* _EXERCISE OBJECTIVE_:
Any pictures in the records below should be skipped; write out everything else exactly.

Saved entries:
=====
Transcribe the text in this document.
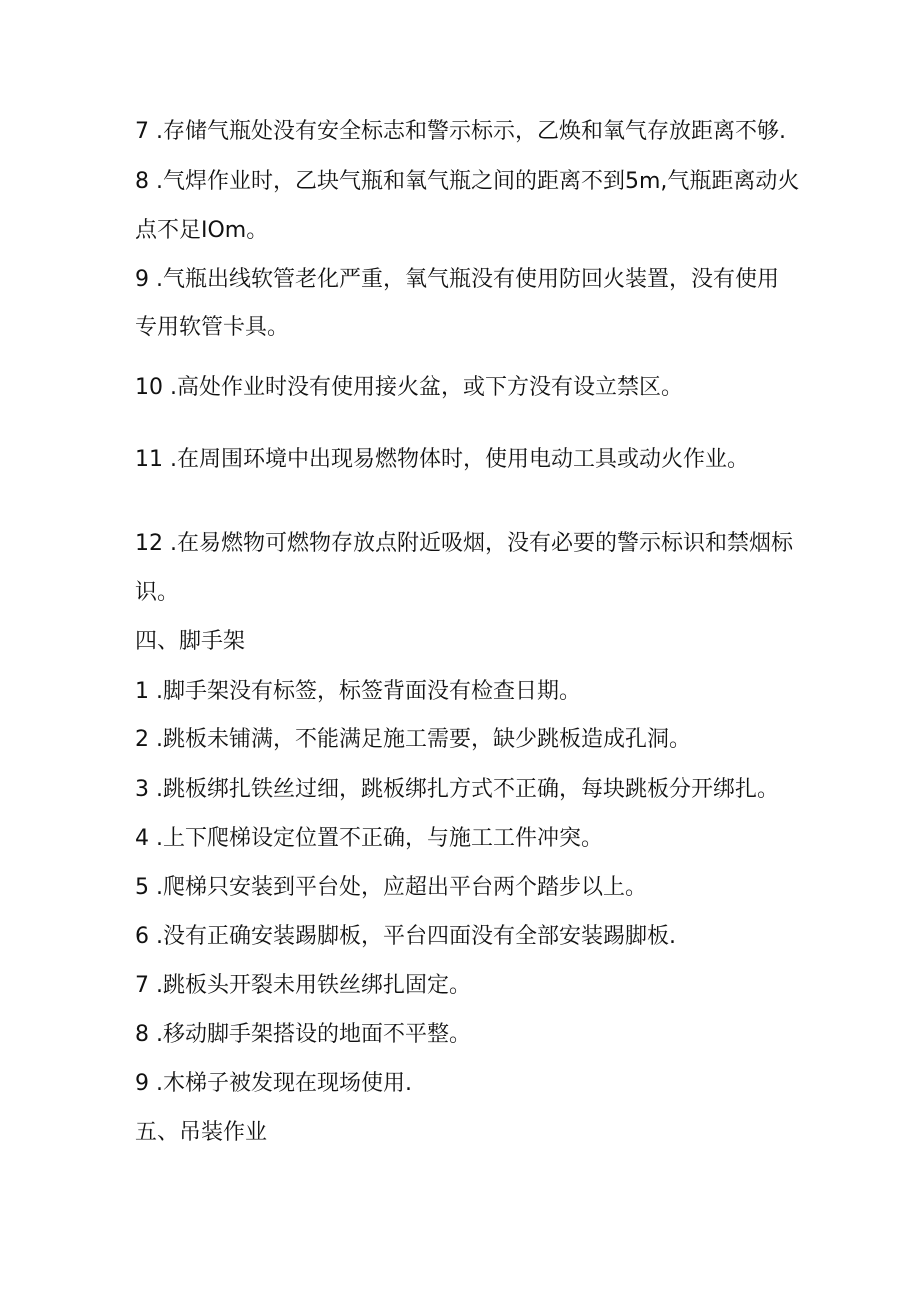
7 .存储气瓶处没有安全标志和警示标示，乙焕和氧气存放距离不够.
8 .气焊作业时，乙块气瓶和氧气瓶之间的距离不到5m,气瓶距离动火
点不足IOm。
9 .气瓶出线软管老化严重，氧气瓶没有使用防回火装置，没有使用
专用软管卡具。
10 .高处作业时没有使用接火盆，或下方没有设立禁区。
11 .在周围环境中出现易燃物体时，使用电动工具或动火作业。
12 .在易燃物可燃物存放点附近吸烟，没有必要的警示标识和禁烟标
识。
四、脚手架
1 .脚手架没有标签，标签背面没有检查日期。
2 .跳板未铺满，不能满足施工需要，缺少跳板造成孔洞。
3 .跳板绑扎铁丝过细，跳板绑扎方式不正确，每块跳板分开绑扎。
4 .上下爬梯设定位置不正确，与施工工件冲突。
5 .爬梯只安装到平台处，应超出平台两个踏步以上。
6 .没有正确安装踢脚板，平台四面没有全部安装踢脚板.
7 .跳板头开裂未用铁丝绑扎固定。
8 .移动脚手架搭设的地面不平整。
9 .木梯子被发现在现场使用.
五、吊装作业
=====
* _ANSWER TO THE EXERCISE_:
Transcribe the text in this document.
7 .存储气瓶处没有安全标志和警示标示，乙焕和氧气存放距离不够.
8 .气焊作业时，乙块气瓶和氧气瓶之间的距离不到5m,气瓶距离动火
点不足IOm。
9 .气瓶出线软管老化严重，氧气瓶没有使用防回火装置，没有使用
专用软管卡具。
10 .高处作业时没有使用接火盆，或下方没有设立禁区。
11 .在周围环境中出现易燃物体时，使用电动工具或动火作业。
12 .在易燃物可燃物存放点附近吸烟，没有必要的警示标识和禁烟标
识。
四、脚手架
1 .脚手架没有标签，标签背面没有检查日期。
2 .跳板未铺满，不能满足施工需要，缺少跳板造成孔洞。
3 .跳板绑扎铁丝过细，跳板绑扎方式不正确，每块跳板分开绑扎。
4 .上下爬梯设定位置不正确，与施工工件冲突。
5 .爬梯只安装到平台处，应超出平台两个踏步以上。
6 .没有正确安装踢脚板，平台四面没有全部安装踢脚板.
7 .跳板头开裂未用铁丝绑扎固定。
8 .移动脚手架搭设的地面不平整。
9 .木梯子被发现在现场使用.
五、吊装作业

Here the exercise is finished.